>> Begin Records for this task

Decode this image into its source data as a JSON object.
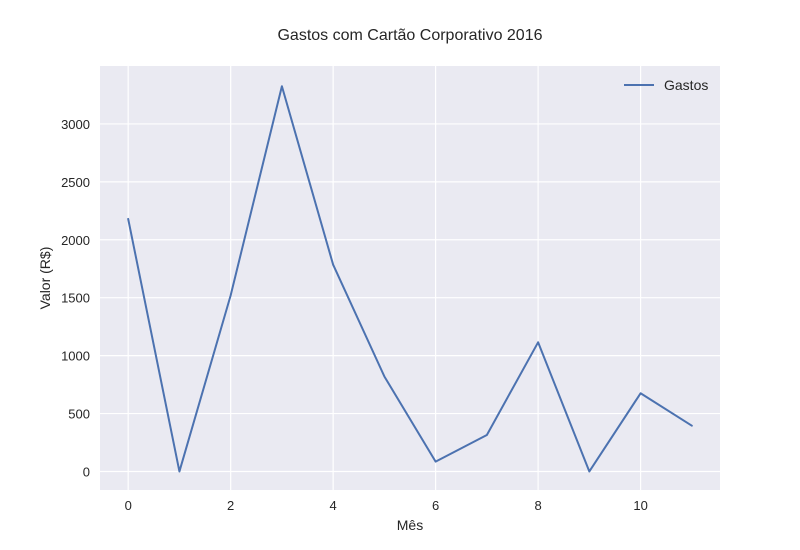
{
  "chart_data": {
    "type": "line",
    "title": "Gastos com Cartão Corporativo 2016",
    "xlabel": "Mês",
    "ylabel": "Valor (R$)",
    "x": [
      0,
      1,
      2,
      3,
      4,
      5,
      6,
      7,
      8,
      9,
      10,
      11
    ],
    "series": [
      {
        "name": "Gastos",
        "values": [
          2180,
          0,
          1520,
          3325,
          1785,
          820,
          85,
          315,
          1115,
          0,
          675,
          395
        ],
        "color": "#4c72b0"
      }
    ],
    "xlim": [
      -0.55,
      11.55
    ],
    "ylim": [
      -160,
      3500
    ],
    "xticks": [
      0,
      2,
      4,
      6,
      8,
      10
    ],
    "yticks": [
      0,
      500,
      1000,
      1500,
      2000,
      2500,
      3000
    ],
    "grid": true,
    "legend_position": "top-right",
    "background_color": "#eaeaf2",
    "grid_color": "#ffffff"
  }
}
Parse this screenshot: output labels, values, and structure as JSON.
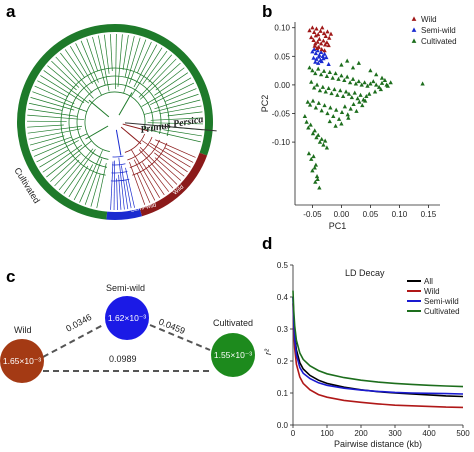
{
  "panels": {
    "a": {
      "letter": "a",
      "species_label": "Prunus Persica",
      "ring_labels": {
        "cultivated": "Cultivated",
        "semi_wild": "Semi-wild",
        "wild": "Wild"
      },
      "colors": {
        "cultivated": "#1e7a2a",
        "semi_wild": "#1a2bd0",
        "wild": "#8b1a1a"
      }
    },
    "b": {
      "letter": "b"
    },
    "c": {
      "letter": "c",
      "nodes": [
        {
          "id": "wild",
          "name": "Wild",
          "value": "1.65×10⁻³",
          "color": "#a43a14"
        },
        {
          "id": "semi",
          "name": "Semi-wild",
          "value": "1.62×10⁻³",
          "color": "#1b1ae6"
        },
        {
          "id": "cult",
          "name": "Cultivated",
          "value": "1.55×10⁻³",
          "color": "#1d8a1d"
        }
      ],
      "edges": [
        {
          "from": "wild",
          "to": "semi",
          "value": "0.0346"
        },
        {
          "from": "semi",
          "to": "cult",
          "value": "0.0459"
        },
        {
          "from": "wild",
          "to": "cult",
          "value": "0.0989"
        }
      ]
    },
    "d": {
      "letter": "d",
      "panel_title": "LD Decay"
    }
  },
  "chart_data": [
    {
      "type": "scatter",
      "panel": "b",
      "xlabel": "PC1",
      "ylabel": "PC2",
      "xlim": [
        -0.08,
        0.17
      ],
      "ylim": [
        -0.21,
        0.11
      ],
      "xticks": [
        "-0.05",
        "0.00",
        "0.05",
        "0.10",
        "0.15"
      ],
      "xtick_values": [
        -0.05,
        0.0,
        0.05,
        0.1,
        0.15
      ],
      "yticks": [
        "0.10",
        "0.05",
        "0.00",
        "-0.05",
        "-0.10"
      ],
      "ytick_values": [
        0.1,
        0.05,
        0.0,
        -0.05,
        -0.1
      ],
      "legend_position": "top-right",
      "series": [
        {
          "name": "Wild",
          "color": "#a01818",
          "marker": "triangle",
          "x": [
            -0.055,
            -0.05,
            -0.047,
            -0.043,
            -0.04,
            -0.036,
            -0.033,
            -0.03,
            -0.027,
            -0.024,
            -0.021,
            -0.018,
            -0.052,
            -0.048,
            -0.044,
            -0.041,
            -0.038,
            -0.035,
            -0.031,
            -0.028,
            -0.025,
            -0.022,
            -0.046,
            -0.042,
            -0.039,
            -0.034,
            -0.029,
            -0.045
          ],
          "y": [
            0.095,
            0.1,
            0.092,
            0.098,
            0.088,
            0.094,
            0.1,
            0.09,
            0.085,
            0.093,
            0.082,
            0.089,
            0.083,
            0.078,
            0.086,
            0.075,
            0.08,
            0.072,
            0.077,
            0.07,
            0.074,
            0.069,
            0.068,
            0.064,
            0.066,
            0.062,
            0.06,
            0.072
          ]
        },
        {
          "name": "Semi-wild",
          "color": "#1a2bd0",
          "marker": "triangle",
          "x": [
            -0.05,
            -0.047,
            -0.044,
            -0.041,
            -0.038,
            -0.035,
            -0.032,
            -0.029,
            -0.026,
            -0.048,
            -0.043,
            -0.039,
            -0.036,
            -0.031,
            -0.045,
            -0.04,
            -0.034,
            -0.022
          ],
          "y": [
            0.058,
            0.062,
            0.055,
            0.06,
            0.052,
            0.057,
            0.05,
            0.054,
            0.048,
            0.047,
            0.045,
            0.049,
            0.043,
            0.046,
            0.04,
            0.038,
            0.041,
            0.036
          ]
        },
        {
          "name": "Cultivated",
          "color": "#1d6e1d",
          "marker": "triangle",
          "x": [
            -0.055,
            -0.05,
            -0.045,
            -0.04,
            -0.035,
            -0.03,
            -0.025,
            -0.02,
            -0.015,
            -0.01,
            -0.005,
            0.0,
            0.005,
            0.01,
            0.015,
            0.02,
            0.025,
            0.03,
            0.035,
            0.04,
            0.045,
            0.05,
            0.055,
            0.06,
            0.065,
            0.07,
            0.075,
            0.08,
            -0.052,
            -0.047,
            -0.042,
            -0.037,
            -0.032,
            -0.027,
            -0.022,
            -0.017,
            -0.012,
            -0.007,
            -0.002,
            0.003,
            0.008,
            0.013,
            0.018,
            0.023,
            0.028,
            0.033,
            0.038,
            0.043,
            0.048,
            -0.058,
            -0.054,
            -0.049,
            -0.044,
            -0.039,
            -0.034,
            -0.029,
            -0.024,
            -0.019,
            -0.014,
            -0.009,
            -0.004,
            0.001,
            0.006,
            0.011,
            0.016,
            0.021,
            0.026,
            0.031,
            0.036,
            0.041,
            -0.063,
            -0.06,
            -0.057,
            -0.053,
            -0.049,
            -0.046,
            -0.043,
            -0.04,
            -0.037,
            -0.034,
            -0.031,
            -0.028,
            -0.025,
            -0.056,
            -0.052,
            -0.048,
            -0.044,
            -0.05,
            -0.046,
            -0.042,
            -0.045,
            -0.041,
            -0.038,
            0.0,
            0.01,
            0.02,
            0.03,
            0.05,
            0.06,
            0.07,
            0.058,
            0.068,
            0.078,
            0.085,
            0.14,
            -0.02,
            -0.01,
            0.0,
            0.012
          ],
          "y": [
            0.03,
            0.025,
            0.02,
            0.028,
            0.018,
            0.024,
            0.015,
            0.022,
            0.012,
            0.02,
            0.01,
            0.016,
            0.008,
            0.014,
            0.004,
            0.01,
            0.002,
            0.006,
            0.0,
            0.004,
            -0.002,
            0.002,
            0.006,
            0.0,
            -0.004,
            0.003,
            0.008,
            -0.002,
            0.005,
            -0.005,
            0.0,
            -0.01,
            -0.004,
            -0.012,
            -0.006,
            -0.015,
            -0.008,
            -0.018,
            -0.01,
            -0.02,
            -0.012,
            -0.016,
            -0.022,
            -0.014,
            -0.024,
            -0.018,
            -0.026,
            -0.02,
            -0.016,
            -0.03,
            -0.035,
            -0.028,
            -0.04,
            -0.032,
            -0.045,
            -0.036,
            -0.05,
            -0.04,
            -0.055,
            -0.044,
            -0.06,
            -0.048,
            -0.038,
            -0.052,
            -0.042,
            -0.034,
            -0.046,
            -0.03,
            -0.036,
            -0.028,
            -0.055,
            -0.065,
            -0.075,
            -0.07,
            -0.085,
            -0.08,
            -0.092,
            -0.088,
            -0.1,
            -0.095,
            -0.105,
            -0.098,
            -0.11,
            -0.12,
            -0.13,
            -0.125,
            -0.14,
            -0.15,
            -0.145,
            -0.16,
            -0.17,
            -0.165,
            -0.18,
            0.035,
            0.042,
            0.03,
            0.038,
            0.025,
            0.018,
            0.012,
            -0.012,
            -0.008,
            0.0,
            0.004,
            0.002,
            -0.064,
            -0.072,
            -0.068,
            -0.058
          ]
        }
      ]
    },
    {
      "type": "line",
      "panel": "d",
      "title": "LD Decay",
      "xlabel": "Pairwise distance (kb)",
      "ylabel": "r²",
      "xlim": [
        0,
        500
      ],
      "ylim": [
        0.0,
        0.5
      ],
      "xticks": [
        "0",
        "100",
        "200",
        "300",
        "400",
        "500"
      ],
      "xtick_values": [
        0,
        100,
        200,
        300,
        400,
        500
      ],
      "yticks": [
        "0.0",
        "0.1",
        "0.2",
        "0.3",
        "0.4",
        "0.5"
      ],
      "ytick_values": [
        0.0,
        0.1,
        0.2,
        0.3,
        0.4,
        0.5
      ],
      "legend_position": "top-right",
      "x": [
        0,
        2,
        5,
        10,
        20,
        30,
        50,
        75,
        100,
        150,
        200,
        250,
        300,
        350,
        400,
        450,
        500
      ],
      "series": [
        {
          "name": "All",
          "color": "#000000",
          "values": [
            0.4,
            0.33,
            0.28,
            0.235,
            0.195,
            0.175,
            0.155,
            0.14,
            0.13,
            0.118,
            0.11,
            0.104,
            0.1,
            0.097,
            0.094,
            0.091,
            0.089
          ]
        },
        {
          "name": "Wild",
          "color": "#b01818",
          "values": [
            0.38,
            0.3,
            0.24,
            0.19,
            0.15,
            0.13,
            0.11,
            0.095,
            0.087,
            0.077,
            0.071,
            0.066,
            0.062,
            0.06,
            0.058,
            0.056,
            0.055
          ]
        },
        {
          "name": "Semi-wild",
          "color": "#1a1ad0",
          "values": [
            0.4,
            0.32,
            0.27,
            0.22,
            0.18,
            0.162,
            0.145,
            0.132,
            0.124,
            0.115,
            0.109,
            0.105,
            0.102,
            0.1,
            0.099,
            0.098,
            0.097
          ]
        },
        {
          "name": "Cultivated",
          "color": "#1d6e1d",
          "values": [
            0.42,
            0.36,
            0.31,
            0.265,
            0.225,
            0.205,
            0.185,
            0.17,
            0.16,
            0.148,
            0.14,
            0.134,
            0.13,
            0.127,
            0.124,
            0.122,
            0.12
          ]
        }
      ]
    }
  ]
}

>> End Records for this task

→ **What you need to do**
Copy out each line of the records where the string "xlabel" appears.

→ **Solved exercise**
    "xlabel": "Mês",
      "xlabel": "PC1",
      "xlabel": "Pairwise distance (kb)",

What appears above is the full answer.